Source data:
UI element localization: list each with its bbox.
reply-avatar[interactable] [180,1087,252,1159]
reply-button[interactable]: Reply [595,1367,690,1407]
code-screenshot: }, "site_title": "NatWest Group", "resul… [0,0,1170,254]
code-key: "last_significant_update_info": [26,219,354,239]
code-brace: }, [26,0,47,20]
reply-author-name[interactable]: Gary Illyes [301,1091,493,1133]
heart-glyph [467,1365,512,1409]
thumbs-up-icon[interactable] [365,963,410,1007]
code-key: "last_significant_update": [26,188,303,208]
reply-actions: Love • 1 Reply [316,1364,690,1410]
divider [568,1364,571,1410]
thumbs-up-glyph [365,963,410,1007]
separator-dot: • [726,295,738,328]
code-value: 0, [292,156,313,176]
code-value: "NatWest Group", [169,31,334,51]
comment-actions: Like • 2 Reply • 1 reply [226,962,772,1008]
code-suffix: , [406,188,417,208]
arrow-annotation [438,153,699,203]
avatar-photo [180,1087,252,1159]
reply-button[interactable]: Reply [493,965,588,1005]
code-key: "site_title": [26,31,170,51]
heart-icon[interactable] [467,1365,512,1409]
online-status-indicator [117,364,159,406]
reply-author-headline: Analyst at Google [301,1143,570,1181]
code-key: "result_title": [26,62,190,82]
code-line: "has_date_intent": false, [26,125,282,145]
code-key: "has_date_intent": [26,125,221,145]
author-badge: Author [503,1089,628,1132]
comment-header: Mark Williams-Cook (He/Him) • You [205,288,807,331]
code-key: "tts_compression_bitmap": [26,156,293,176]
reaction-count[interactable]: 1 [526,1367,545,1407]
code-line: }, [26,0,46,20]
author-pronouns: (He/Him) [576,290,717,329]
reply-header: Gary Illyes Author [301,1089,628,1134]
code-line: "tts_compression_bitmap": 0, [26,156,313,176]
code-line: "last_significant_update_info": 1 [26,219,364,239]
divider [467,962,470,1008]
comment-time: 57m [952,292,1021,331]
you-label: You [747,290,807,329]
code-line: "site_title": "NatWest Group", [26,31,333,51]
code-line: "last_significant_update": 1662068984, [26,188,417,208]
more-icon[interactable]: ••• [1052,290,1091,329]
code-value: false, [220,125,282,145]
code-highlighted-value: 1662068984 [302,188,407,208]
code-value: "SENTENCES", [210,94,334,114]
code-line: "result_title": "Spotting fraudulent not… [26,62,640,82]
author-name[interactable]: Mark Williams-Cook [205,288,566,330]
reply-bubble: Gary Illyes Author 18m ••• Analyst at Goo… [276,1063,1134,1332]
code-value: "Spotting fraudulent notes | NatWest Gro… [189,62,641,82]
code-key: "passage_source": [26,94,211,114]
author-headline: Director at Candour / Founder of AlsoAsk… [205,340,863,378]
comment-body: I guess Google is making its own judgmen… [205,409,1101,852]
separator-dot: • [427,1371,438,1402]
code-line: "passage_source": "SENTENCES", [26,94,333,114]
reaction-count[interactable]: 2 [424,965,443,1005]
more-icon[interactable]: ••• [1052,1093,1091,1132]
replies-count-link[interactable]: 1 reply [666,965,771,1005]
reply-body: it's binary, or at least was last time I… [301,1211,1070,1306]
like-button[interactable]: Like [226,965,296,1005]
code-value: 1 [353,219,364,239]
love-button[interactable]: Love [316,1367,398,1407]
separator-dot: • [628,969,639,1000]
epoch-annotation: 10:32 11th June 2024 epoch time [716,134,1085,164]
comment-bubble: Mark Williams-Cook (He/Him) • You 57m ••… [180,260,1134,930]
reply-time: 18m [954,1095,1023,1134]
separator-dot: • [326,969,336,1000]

---

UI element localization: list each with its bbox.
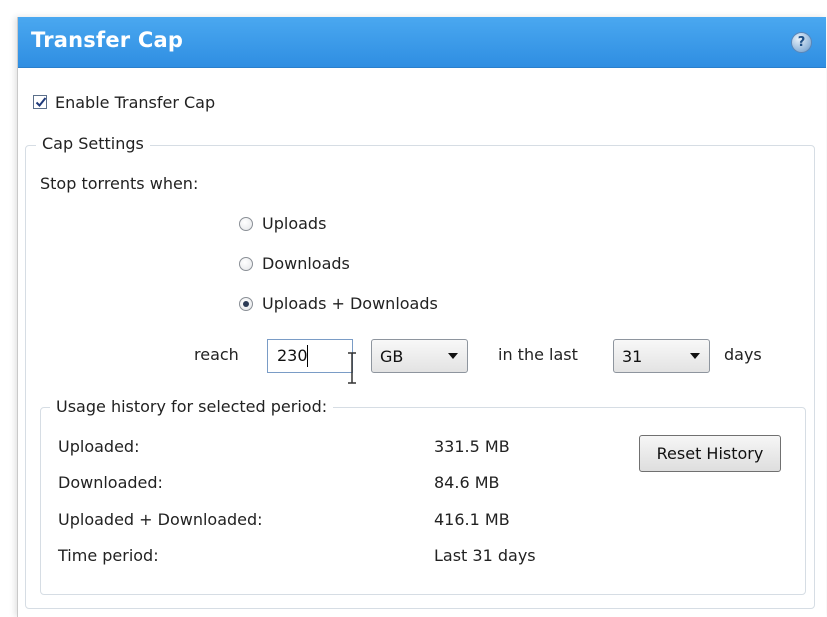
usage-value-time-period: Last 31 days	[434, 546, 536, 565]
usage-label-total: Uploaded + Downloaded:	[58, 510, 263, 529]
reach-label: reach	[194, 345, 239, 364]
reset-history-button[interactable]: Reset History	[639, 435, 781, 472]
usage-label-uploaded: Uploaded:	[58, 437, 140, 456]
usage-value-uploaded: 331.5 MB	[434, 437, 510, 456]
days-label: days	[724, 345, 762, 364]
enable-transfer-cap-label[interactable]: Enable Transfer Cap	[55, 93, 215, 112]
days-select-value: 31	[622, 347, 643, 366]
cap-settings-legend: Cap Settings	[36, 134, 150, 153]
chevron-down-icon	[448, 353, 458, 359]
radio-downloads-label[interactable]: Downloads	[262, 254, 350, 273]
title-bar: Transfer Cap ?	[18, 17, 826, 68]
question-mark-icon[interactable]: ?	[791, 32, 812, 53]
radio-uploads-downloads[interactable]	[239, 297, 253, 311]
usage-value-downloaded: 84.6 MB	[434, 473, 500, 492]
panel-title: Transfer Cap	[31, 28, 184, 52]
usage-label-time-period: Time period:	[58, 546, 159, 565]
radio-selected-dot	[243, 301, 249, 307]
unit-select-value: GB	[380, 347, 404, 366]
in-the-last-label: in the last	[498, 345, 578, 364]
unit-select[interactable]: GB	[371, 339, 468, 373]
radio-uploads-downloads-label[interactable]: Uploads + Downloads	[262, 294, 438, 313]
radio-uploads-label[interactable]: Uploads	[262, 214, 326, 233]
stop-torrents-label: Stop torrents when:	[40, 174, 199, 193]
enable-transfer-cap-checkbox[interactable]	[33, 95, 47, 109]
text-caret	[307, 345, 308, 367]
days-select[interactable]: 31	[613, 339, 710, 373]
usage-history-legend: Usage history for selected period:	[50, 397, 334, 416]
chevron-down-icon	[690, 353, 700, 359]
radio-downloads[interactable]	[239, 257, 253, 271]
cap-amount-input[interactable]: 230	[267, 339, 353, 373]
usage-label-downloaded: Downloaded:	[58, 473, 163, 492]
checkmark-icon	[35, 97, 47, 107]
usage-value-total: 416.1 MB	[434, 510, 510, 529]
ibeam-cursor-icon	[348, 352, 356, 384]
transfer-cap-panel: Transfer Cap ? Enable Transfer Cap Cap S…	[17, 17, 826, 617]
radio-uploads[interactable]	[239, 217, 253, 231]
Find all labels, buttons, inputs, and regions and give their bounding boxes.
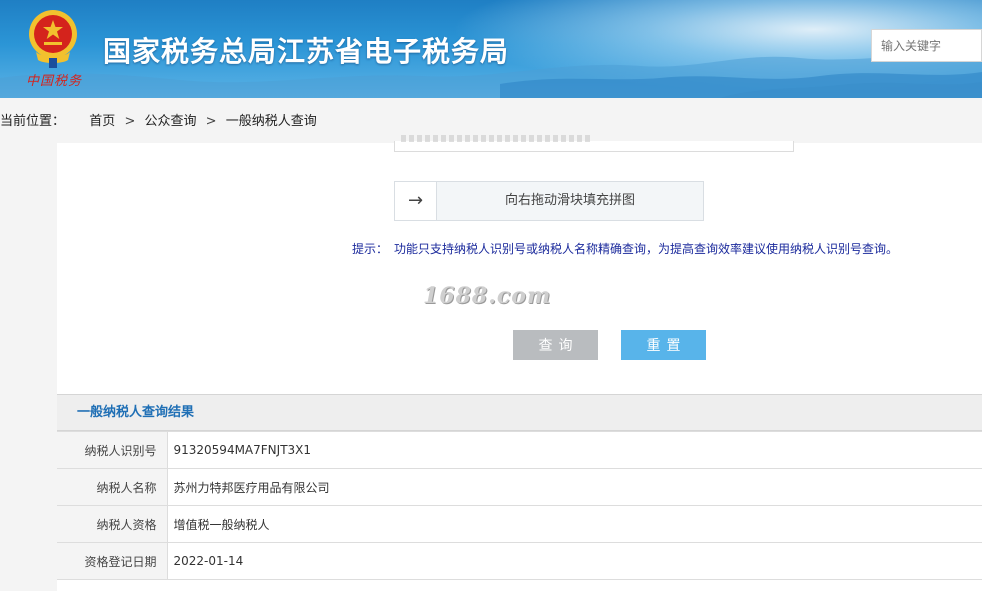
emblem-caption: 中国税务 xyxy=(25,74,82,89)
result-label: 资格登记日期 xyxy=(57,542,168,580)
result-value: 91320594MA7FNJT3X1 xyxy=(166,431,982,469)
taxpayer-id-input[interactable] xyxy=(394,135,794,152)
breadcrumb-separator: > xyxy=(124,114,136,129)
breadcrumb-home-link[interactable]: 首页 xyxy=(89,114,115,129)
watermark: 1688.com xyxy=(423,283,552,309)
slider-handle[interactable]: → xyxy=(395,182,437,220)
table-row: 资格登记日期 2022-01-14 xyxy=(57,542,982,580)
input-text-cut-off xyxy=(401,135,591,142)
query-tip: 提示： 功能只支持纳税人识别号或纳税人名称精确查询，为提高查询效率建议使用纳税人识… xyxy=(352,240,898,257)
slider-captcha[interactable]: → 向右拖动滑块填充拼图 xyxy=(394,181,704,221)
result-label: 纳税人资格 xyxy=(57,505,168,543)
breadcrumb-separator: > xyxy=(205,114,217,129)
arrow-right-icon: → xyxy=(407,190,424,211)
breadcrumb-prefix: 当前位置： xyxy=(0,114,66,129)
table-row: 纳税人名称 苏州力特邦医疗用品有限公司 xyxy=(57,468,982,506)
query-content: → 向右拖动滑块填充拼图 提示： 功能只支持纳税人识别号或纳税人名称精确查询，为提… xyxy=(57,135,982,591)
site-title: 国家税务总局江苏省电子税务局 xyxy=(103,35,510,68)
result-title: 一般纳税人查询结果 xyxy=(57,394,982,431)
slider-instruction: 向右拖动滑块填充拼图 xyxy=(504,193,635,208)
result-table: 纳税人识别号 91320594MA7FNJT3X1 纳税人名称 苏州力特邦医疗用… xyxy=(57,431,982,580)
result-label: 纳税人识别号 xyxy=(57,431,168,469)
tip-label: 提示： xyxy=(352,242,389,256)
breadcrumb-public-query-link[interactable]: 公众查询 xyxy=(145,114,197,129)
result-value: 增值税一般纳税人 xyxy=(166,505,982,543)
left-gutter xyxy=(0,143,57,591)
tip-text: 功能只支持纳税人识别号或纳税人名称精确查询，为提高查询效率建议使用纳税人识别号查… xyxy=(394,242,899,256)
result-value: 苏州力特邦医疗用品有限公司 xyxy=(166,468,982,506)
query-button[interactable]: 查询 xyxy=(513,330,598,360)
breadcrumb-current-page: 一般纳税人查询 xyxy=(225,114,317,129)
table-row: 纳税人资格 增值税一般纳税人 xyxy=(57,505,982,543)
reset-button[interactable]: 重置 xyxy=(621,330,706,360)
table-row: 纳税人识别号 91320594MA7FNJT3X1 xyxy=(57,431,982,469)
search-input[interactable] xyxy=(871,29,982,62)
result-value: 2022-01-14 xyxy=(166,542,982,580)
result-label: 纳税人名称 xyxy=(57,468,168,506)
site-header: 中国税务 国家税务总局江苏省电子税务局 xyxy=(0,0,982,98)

▶ **Exercise details**
Return unchanged the lines of the material that begin with the line containing "usage-value-time-period: Last 31" and end with the line containing "32, 812, 53]", including both of those lines.

▶ **Result below**
usage-value-time-period: Last 31 days	[434, 546, 536, 565]
usage-label-total: Uploaded + Downloaded:	[58, 510, 263, 529]
reach-label: reach	[194, 345, 239, 364]
reset-history-button[interactable]: Reset History	[639, 435, 781, 472]
usage-label-uploaded: Uploaded:	[58, 437, 140, 456]
usage-value-uploaded: 331.5 MB	[434, 437, 510, 456]
days-label: days	[724, 345, 762, 364]
enable-transfer-cap-label[interactable]: Enable Transfer Cap	[55, 93, 215, 112]
days-select-value: 31	[622, 347, 643, 366]
cap-settings-legend: Cap Settings	[36, 134, 150, 153]
chevron-down-icon	[448, 353, 458, 359]
radio-downloads-label[interactable]: Downloads	[262, 254, 350, 273]
title-bar: Transfer Cap ?	[18, 17, 826, 68]
question-mark-icon[interactable]: ?	[791, 32, 812, 53]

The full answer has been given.